**What you should do**
Look through the lines below and extract each one that contains "vaccinated".
╭─ Information supplied
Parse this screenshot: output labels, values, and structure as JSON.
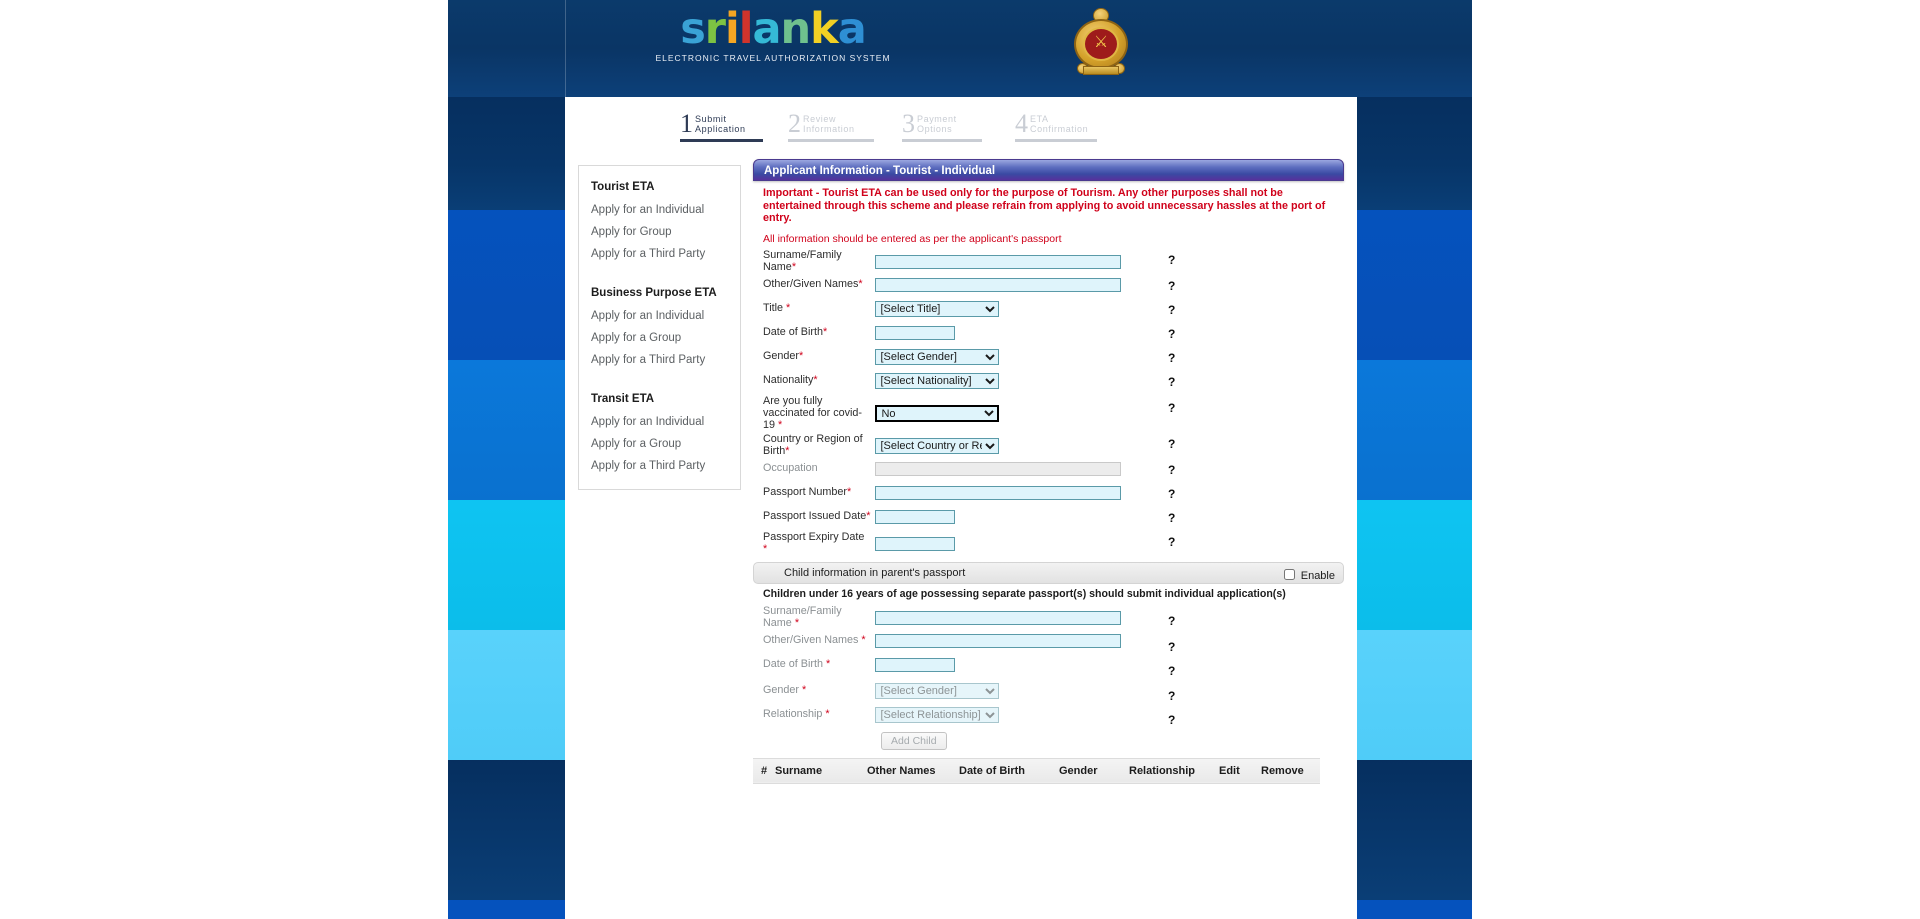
{
  "brand": {
    "word_parts": [
      "s",
      "r",
      "i",
      "l",
      "a",
      "n",
      "k",
      "a"
    ],
    "subtitle": "ELECTRONIC TRAVEL AUTHORIZATION SYSTEM",
    "emblem_name": "sri-lanka-national-emblem",
    "accent_purple": "#56329c",
    "accent_red": "#d0021b",
    "input_fill": "#dff4fb"
  },
  "steps": [
    {
      "num": "1",
      "line1": "Submit",
      "line2": "Application",
      "state": "active"
    },
    {
      "num": "2",
      "line1": "Review",
      "line2": "Information",
      "state": "idle"
    },
    {
      "num": "3",
      "line1": "Payment",
      "line2": "Options",
      "state": "idle"
    },
    {
      "num": "4",
      "line1": "ETA",
      "line2": "Confirmation",
      "state": "idle"
    }
  ],
  "sidebar": {
    "groups": [
      {
        "title": "Tourist ETA",
        "links": [
          "Apply for an Individual",
          "Apply for Group",
          "Apply for a Third Party"
        ]
      },
      {
        "title": "Business Purpose ETA",
        "links": [
          "Apply for an Individual",
          "Apply for a Group",
          "Apply for a Third Party"
        ]
      },
      {
        "title": "Transit ETA",
        "links": [
          "Apply for an Individual",
          "Apply for a Group",
          "Apply for a Third Party"
        ]
      }
    ]
  },
  "form": {
    "title": "Applicant Information - Tourist - Individual",
    "notice": "Important - Tourist ETA can be used only for the purpose of Tourism. Any other purposes shall not be entertained through this scheme and please refrain from applying to avoid unnecessary hassles at the port of entry.",
    "subnotice": "All information should be entered as per the applicant's passport",
    "help_glyph": "?",
    "fields": {
      "surname": {
        "label": "Surname/Family Name",
        "req": "*",
        "value": ""
      },
      "given_names": {
        "label": "Other/Given Names",
        "req": "*",
        "value": ""
      },
      "title": {
        "label": "Title ",
        "req": "*",
        "value": "[Select Title]"
      },
      "dob": {
        "label": "Date of Birth",
        "req": "*",
        "value": ""
      },
      "gender": {
        "label": "Gender",
        "req": "*",
        "value": "[Select Gender]"
      },
      "nationality": {
        "label": "Nationality",
        "req": "*",
        "value": "[Select Nationality]"
      },
      "vaccinated": {
        "label": "Are you fully vaccinated for covid-19 ",
        "req": "*",
        "value": "No"
      },
      "country_birth": {
        "label": "Country or Region of Birth",
        "req": "*",
        "value": "[Select Country or Region"
      },
      "occupation": {
        "label": "Occupation",
        "req": "",
        "value": ""
      },
      "passport_no": {
        "label": "Passport Number",
        "req": "*",
        "value": ""
      },
      "passport_issue": {
        "label": "Passport Issued Date",
        "req": "*",
        "value": ""
      },
      "passport_expiry": {
        "label": "Passport Expiry Date ",
        "req": "*",
        "value": ""
      }
    }
  },
  "child": {
    "bar_title": "Child information in parent's passport",
    "enable_label": "Enable",
    "enable_checked": false,
    "note": "Children under 16 years of age possessing separate passport(s) should submit individual application(s)",
    "fields": {
      "surname": {
        "label": "Surname/Family Name ",
        "req": "*",
        "value": ""
      },
      "given_names": {
        "label": "Other/Given Names ",
        "req": "*",
        "value": ""
      },
      "dob": {
        "label": "Date of Birth ",
        "req": "*",
        "value": ""
      },
      "gender": {
        "label": "Gender ",
        "req": "*",
        "value": "[Select Gender]"
      },
      "relationship": {
        "label": "Relationship ",
        "req": "*",
        "value": "[Select Relationship]"
      }
    },
    "add_button": "Add Child",
    "table": {
      "headers": [
        "#",
        "Surname",
        "Other Names",
        "Date of Birth",
        "Gender",
        "Relationship",
        "Edit",
        "Remove"
      ],
      "rows": []
    }
  }
}
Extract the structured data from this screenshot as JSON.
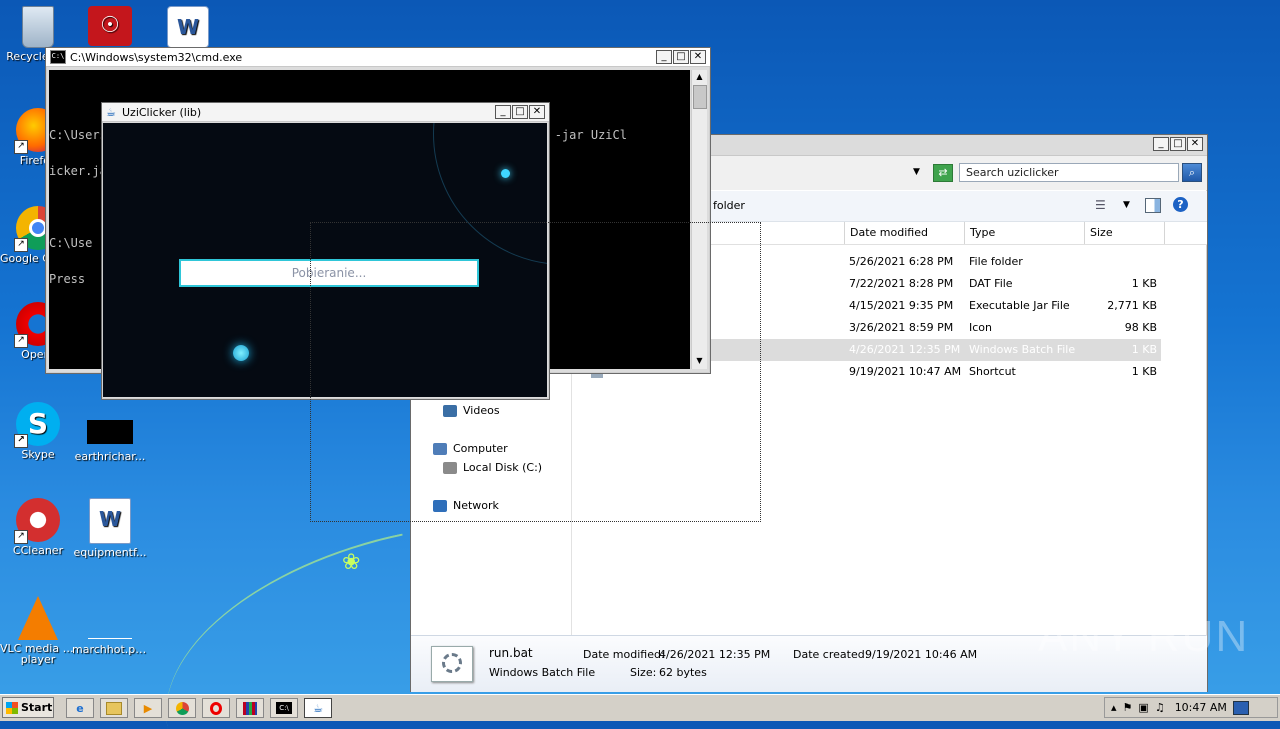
{
  "desktop": {
    "icons": [
      {
        "label": "Recycle Bin",
        "icon": "recycle-bin-icon"
      },
      {
        "label": "Firefox",
        "icon": "firefox-icon"
      },
      {
        "label": "Google Chrome",
        "icon": "chrome-icon"
      },
      {
        "label": "Opera",
        "icon": "opera-icon"
      },
      {
        "label": "Skype",
        "icon": "skype-icon"
      },
      {
        "label": "CCleaner",
        "icon": "ccleaner-icon"
      },
      {
        "label": "VLC media player",
        "icon": "vlc-icon"
      },
      {
        "label": "earthrichar...",
        "icon": "image-file-icon"
      },
      {
        "label": "equipmentf...",
        "icon": "word-doc-icon"
      },
      {
        "label": "marchhot.png",
        "icon": "image-file-icon"
      }
    ]
  },
  "cmd": {
    "title": "C:\\Windows\\system32\\cmd.exe",
    "line1": "C:\\Users\\admin\\Desktop\\uziclicker>java -noverify -javaagent:crack.jar -jar UziCl",
    "line2": "icker.jar",
    "line3": "C:\\Use",
    "line4": "Press "
  },
  "uzi": {
    "title": "UziClicker (lib)",
    "loading_text": "Pobieranie..."
  },
  "explorer": {
    "search_placeholder": "Search uziclicker",
    "toolbar_folder_label": "folder",
    "columns": [
      "Date modified",
      "Type",
      "Size"
    ],
    "rows": [
      {
        "date": "5/26/2021 6:28 PM",
        "type": "File folder",
        "size": ""
      },
      {
        "date": "7/22/2021 8:28 PM",
        "type": "DAT File",
        "size": "1 KB"
      },
      {
        "date": "4/15/2021 9:35 PM",
        "type": "Executable Jar File",
        "size": "2,771 KB"
      },
      {
        "date": "3/26/2021 8:59 PM",
        "type": "Icon",
        "size": "98 KB"
      },
      {
        "date": "4/26/2021 12:35 PM",
        "type": "Windows Batch File",
        "size": "1 KB"
      },
      {
        "date": "9/19/2021 10:47 AM",
        "type": "Shortcut",
        "size": "1 KB"
      }
    ],
    "nav": {
      "videos": "Videos",
      "computer": "Computer",
      "local_disk": "Local Disk (C:)",
      "network": "Network"
    },
    "details": {
      "name": "run.bat",
      "type": "Windows Batch File",
      "date_modified_label": "Date modified:",
      "date_modified": "4/26/2021 12:35 PM",
      "date_created_label": "Date created:",
      "date_created": "9/19/2021 10:46 AM",
      "size_label": "Size:",
      "size": "62 bytes"
    }
  },
  "taskbar": {
    "start_label": "Start",
    "clock": "10:47 AM"
  },
  "watermark": "ANY RUN"
}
╰─
**Response to the exercise**
      "vaccinated": {
        "label": "Are you fully vaccinated for covid-19 ",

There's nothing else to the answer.